> _Directions for this task_:
How many lines in the records below hold the string "name"? Please answer with the number and nothing more.

Begin

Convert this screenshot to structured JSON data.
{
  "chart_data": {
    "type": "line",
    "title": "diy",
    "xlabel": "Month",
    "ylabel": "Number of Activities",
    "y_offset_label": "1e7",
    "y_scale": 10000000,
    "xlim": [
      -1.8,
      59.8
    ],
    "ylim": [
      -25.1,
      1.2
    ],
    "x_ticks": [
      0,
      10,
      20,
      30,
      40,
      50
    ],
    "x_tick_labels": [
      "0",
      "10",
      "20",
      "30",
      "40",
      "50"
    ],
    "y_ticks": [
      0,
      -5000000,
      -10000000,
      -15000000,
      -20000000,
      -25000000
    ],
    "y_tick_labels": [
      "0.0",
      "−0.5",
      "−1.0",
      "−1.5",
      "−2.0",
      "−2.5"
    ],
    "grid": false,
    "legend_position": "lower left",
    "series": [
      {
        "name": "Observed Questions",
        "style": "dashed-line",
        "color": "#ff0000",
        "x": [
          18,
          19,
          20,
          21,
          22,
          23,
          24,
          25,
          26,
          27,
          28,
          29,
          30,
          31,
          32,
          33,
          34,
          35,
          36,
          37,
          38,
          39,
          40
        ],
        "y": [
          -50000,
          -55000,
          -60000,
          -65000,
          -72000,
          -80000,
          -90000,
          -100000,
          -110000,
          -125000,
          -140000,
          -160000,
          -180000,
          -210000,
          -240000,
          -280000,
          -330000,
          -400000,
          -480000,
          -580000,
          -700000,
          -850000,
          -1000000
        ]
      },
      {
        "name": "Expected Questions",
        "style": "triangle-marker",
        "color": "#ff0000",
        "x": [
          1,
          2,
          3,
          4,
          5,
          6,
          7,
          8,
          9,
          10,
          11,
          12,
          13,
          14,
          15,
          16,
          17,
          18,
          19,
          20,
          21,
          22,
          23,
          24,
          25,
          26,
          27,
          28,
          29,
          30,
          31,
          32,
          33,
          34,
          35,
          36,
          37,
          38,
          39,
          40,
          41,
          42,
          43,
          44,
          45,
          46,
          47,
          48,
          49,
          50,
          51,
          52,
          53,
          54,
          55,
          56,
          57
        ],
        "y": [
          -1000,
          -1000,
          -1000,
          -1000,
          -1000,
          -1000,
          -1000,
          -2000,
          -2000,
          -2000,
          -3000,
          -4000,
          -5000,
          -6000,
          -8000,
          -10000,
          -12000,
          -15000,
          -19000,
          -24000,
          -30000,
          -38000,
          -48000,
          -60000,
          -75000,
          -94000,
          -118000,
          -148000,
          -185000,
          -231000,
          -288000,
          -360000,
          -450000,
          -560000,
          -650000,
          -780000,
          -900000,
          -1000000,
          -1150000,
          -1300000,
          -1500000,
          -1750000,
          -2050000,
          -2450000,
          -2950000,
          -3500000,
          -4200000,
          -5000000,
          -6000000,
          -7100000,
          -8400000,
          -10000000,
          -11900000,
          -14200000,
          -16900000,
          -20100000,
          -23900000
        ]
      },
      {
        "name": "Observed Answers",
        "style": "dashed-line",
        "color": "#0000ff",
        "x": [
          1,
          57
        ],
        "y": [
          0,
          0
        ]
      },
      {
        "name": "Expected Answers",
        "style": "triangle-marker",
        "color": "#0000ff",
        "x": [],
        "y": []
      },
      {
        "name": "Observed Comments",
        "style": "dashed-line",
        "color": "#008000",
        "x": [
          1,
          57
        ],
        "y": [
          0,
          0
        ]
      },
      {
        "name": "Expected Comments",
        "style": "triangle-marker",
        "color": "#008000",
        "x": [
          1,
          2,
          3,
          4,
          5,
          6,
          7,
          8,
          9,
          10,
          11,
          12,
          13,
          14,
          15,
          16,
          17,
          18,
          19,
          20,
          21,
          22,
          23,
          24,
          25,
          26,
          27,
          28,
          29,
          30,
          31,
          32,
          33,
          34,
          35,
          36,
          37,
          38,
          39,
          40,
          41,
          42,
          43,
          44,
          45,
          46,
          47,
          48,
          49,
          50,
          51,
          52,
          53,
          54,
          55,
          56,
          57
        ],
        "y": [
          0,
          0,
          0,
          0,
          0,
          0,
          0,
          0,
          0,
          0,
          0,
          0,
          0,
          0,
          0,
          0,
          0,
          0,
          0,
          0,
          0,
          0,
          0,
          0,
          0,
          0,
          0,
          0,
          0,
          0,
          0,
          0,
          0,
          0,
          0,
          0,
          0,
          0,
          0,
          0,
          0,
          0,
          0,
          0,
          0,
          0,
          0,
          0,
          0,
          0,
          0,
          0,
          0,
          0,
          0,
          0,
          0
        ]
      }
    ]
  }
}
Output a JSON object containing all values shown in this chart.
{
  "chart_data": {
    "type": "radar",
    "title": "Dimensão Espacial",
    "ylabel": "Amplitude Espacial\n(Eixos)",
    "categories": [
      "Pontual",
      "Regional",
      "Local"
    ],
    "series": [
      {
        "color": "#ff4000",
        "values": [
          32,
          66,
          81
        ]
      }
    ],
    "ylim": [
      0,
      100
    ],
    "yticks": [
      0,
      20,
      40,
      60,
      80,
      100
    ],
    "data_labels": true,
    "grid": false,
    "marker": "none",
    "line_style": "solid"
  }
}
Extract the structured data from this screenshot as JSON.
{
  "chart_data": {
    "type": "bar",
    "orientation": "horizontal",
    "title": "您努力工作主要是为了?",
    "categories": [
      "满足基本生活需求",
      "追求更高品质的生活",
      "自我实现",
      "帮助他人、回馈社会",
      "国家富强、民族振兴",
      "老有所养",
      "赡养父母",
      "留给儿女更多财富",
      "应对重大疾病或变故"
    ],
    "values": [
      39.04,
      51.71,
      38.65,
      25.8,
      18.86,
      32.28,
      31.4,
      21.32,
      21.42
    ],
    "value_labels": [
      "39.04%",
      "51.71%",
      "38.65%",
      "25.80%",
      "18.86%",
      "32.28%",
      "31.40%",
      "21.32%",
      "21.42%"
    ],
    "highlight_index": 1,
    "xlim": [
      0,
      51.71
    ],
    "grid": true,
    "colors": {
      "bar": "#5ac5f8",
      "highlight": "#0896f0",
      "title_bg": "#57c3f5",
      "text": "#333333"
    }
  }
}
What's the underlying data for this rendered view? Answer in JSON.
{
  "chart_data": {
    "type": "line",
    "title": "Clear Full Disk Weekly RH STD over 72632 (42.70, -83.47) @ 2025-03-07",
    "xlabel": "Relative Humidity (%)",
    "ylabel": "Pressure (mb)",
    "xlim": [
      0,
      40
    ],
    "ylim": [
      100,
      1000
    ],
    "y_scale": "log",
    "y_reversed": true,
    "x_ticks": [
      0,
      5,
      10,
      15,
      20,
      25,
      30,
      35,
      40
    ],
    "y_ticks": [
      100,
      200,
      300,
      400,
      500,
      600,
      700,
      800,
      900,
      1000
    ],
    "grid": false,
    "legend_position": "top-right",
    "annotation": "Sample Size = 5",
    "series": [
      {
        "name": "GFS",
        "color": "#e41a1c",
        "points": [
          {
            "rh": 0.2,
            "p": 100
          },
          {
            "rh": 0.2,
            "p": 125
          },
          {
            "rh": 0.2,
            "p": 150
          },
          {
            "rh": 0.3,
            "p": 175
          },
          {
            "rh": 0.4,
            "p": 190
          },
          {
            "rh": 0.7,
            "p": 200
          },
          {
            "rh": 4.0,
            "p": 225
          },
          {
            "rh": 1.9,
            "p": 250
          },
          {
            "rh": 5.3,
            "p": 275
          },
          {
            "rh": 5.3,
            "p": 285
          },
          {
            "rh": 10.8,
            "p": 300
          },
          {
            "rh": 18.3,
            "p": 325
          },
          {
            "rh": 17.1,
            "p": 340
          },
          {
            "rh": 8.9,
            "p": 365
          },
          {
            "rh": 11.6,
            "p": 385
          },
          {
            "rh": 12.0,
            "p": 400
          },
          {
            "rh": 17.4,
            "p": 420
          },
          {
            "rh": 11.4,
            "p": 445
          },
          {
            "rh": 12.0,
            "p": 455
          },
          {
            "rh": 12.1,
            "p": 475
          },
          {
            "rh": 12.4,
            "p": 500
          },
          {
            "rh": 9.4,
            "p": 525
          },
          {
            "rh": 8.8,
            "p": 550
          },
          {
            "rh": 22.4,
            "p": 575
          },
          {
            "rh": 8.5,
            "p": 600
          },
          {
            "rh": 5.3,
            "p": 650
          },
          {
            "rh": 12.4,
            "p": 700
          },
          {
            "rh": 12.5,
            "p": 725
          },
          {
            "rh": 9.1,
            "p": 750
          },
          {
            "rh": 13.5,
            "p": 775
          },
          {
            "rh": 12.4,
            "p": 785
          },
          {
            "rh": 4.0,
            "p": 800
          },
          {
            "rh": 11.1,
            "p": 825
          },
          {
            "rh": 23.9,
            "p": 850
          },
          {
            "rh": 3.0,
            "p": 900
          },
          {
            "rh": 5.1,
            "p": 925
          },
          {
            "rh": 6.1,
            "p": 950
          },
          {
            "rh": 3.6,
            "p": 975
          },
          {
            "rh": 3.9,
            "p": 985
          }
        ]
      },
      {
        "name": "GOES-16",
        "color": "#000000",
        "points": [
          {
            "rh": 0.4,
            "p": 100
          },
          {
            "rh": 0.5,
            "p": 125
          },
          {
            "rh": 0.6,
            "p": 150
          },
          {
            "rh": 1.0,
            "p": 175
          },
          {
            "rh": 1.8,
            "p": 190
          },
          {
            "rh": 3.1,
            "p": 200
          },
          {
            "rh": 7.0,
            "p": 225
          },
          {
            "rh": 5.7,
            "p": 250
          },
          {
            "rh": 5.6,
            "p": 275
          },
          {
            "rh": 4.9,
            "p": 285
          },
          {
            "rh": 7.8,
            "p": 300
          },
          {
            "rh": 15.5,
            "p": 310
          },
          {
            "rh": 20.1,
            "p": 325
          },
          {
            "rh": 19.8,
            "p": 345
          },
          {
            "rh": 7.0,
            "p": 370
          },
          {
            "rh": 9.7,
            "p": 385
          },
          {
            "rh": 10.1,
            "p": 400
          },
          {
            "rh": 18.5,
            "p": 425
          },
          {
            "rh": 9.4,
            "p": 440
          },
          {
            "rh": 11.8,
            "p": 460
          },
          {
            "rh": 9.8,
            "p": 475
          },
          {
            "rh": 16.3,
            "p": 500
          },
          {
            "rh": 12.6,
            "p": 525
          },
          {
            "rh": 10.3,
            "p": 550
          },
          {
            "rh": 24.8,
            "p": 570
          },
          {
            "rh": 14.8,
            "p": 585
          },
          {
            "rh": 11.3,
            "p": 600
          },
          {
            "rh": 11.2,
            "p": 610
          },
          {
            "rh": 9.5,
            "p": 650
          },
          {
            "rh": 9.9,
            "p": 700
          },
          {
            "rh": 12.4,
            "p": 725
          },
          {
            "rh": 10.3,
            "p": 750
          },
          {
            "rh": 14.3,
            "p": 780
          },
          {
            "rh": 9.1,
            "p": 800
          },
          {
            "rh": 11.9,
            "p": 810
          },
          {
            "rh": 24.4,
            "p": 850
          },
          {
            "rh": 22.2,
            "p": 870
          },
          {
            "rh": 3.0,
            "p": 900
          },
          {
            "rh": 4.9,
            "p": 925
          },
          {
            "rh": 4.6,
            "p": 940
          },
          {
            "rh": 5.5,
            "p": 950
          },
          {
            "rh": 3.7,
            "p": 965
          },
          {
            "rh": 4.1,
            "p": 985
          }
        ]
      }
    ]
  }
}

End

> _Solution_:
8